** REQUEST **
Answer these three questions using the Garand forum thread below:
1. According to smoakingun, what will a weak clip not allow the ammunition to do?
2. What does smoakingun say a weak clip lets the rifle do without the operator tapping the op rod handle?
3. According to James K, what keeps the top round from moving?

** PROVIDED TEXT **
==============================

Head on over to other Garand forums and you can argue this until the cows come home.

: )

smoakingun
May 3, 2012, 01:11 PM
First, on "weak" clips. A "weak" clip is not going to allow ammunition to spray all over the place (where to these ideas come from??). A weak clip will allow the rifle to close up automatically without the operator tapping the op rod handle.

That is what I was talking about. As to M1 thumb loading a full clip, when that bolt rides forward without bein told, you are right the round keeps your thumb out of the chamber, but the bolt head still has room to catch the thumb between it and the top of the reciever, and I can tell you it does remove flesh.

James K
May 3, 2012, 05:22 PM
The round doesn't keep the thumb out of the way, the thumb pushing down on the top round keeps it from moving; it can't move forward and let the bolt close until the thumb is removed.

==============================

** RECORDS PROVIDED **
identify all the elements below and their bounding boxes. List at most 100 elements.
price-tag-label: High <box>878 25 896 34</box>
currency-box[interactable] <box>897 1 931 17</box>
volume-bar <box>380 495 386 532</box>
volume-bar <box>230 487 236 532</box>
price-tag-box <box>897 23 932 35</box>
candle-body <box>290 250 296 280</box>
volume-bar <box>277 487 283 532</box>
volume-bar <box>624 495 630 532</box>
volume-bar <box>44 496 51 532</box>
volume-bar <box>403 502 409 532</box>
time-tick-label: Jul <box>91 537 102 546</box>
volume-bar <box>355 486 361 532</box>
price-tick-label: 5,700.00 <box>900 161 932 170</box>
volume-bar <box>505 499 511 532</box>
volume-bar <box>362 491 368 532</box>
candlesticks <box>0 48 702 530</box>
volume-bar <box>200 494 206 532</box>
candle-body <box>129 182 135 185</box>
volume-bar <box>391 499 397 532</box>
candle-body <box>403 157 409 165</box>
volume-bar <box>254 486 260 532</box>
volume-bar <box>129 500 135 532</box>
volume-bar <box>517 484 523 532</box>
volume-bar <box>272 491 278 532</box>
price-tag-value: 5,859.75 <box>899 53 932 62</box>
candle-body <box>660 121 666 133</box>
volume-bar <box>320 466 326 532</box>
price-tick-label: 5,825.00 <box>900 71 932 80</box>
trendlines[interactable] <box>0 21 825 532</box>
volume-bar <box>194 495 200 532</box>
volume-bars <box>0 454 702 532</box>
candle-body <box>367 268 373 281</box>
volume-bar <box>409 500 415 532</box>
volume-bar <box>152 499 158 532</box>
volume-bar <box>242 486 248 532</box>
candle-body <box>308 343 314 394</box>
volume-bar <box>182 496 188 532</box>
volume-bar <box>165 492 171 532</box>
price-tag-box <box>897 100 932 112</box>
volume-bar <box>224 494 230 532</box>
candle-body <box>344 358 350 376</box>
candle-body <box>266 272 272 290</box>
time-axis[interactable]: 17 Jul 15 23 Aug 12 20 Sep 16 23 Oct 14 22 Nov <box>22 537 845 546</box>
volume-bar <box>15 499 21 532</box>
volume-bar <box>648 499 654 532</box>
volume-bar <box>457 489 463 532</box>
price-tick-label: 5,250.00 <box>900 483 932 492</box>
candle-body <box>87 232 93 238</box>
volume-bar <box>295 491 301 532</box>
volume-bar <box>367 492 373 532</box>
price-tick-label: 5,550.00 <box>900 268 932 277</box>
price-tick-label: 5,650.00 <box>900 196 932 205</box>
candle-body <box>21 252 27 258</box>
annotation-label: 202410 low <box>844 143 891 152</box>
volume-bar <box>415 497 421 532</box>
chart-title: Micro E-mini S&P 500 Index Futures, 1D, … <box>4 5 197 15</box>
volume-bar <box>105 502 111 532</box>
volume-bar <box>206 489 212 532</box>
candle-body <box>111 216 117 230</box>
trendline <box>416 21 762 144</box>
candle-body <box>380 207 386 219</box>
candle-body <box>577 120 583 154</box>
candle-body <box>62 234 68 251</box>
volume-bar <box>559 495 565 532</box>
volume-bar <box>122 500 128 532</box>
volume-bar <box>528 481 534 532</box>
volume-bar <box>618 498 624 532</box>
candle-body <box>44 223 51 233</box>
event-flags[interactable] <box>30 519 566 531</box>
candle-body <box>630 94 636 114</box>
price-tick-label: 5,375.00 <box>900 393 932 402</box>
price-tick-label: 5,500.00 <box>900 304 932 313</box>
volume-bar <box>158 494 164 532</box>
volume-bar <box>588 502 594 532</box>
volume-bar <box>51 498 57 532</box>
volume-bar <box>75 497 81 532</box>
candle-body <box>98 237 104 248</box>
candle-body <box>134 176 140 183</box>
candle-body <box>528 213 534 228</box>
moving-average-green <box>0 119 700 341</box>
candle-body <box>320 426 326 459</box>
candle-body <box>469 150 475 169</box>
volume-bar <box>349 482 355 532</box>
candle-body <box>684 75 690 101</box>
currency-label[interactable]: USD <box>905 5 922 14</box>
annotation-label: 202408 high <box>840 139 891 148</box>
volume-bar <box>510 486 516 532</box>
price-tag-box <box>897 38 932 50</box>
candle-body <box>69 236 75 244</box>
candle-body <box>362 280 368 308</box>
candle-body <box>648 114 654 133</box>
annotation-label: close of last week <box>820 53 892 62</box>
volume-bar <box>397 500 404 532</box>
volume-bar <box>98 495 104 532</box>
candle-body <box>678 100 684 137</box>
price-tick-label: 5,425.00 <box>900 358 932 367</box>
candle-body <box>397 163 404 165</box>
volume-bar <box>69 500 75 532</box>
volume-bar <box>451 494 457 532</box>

==============================

** FINAL RESULT **
1. It will not allow the ammunition to spray all over the place.
2. It lets the rifle close up automatically.
3. The thumb pushing down on the top round keeps it from moving.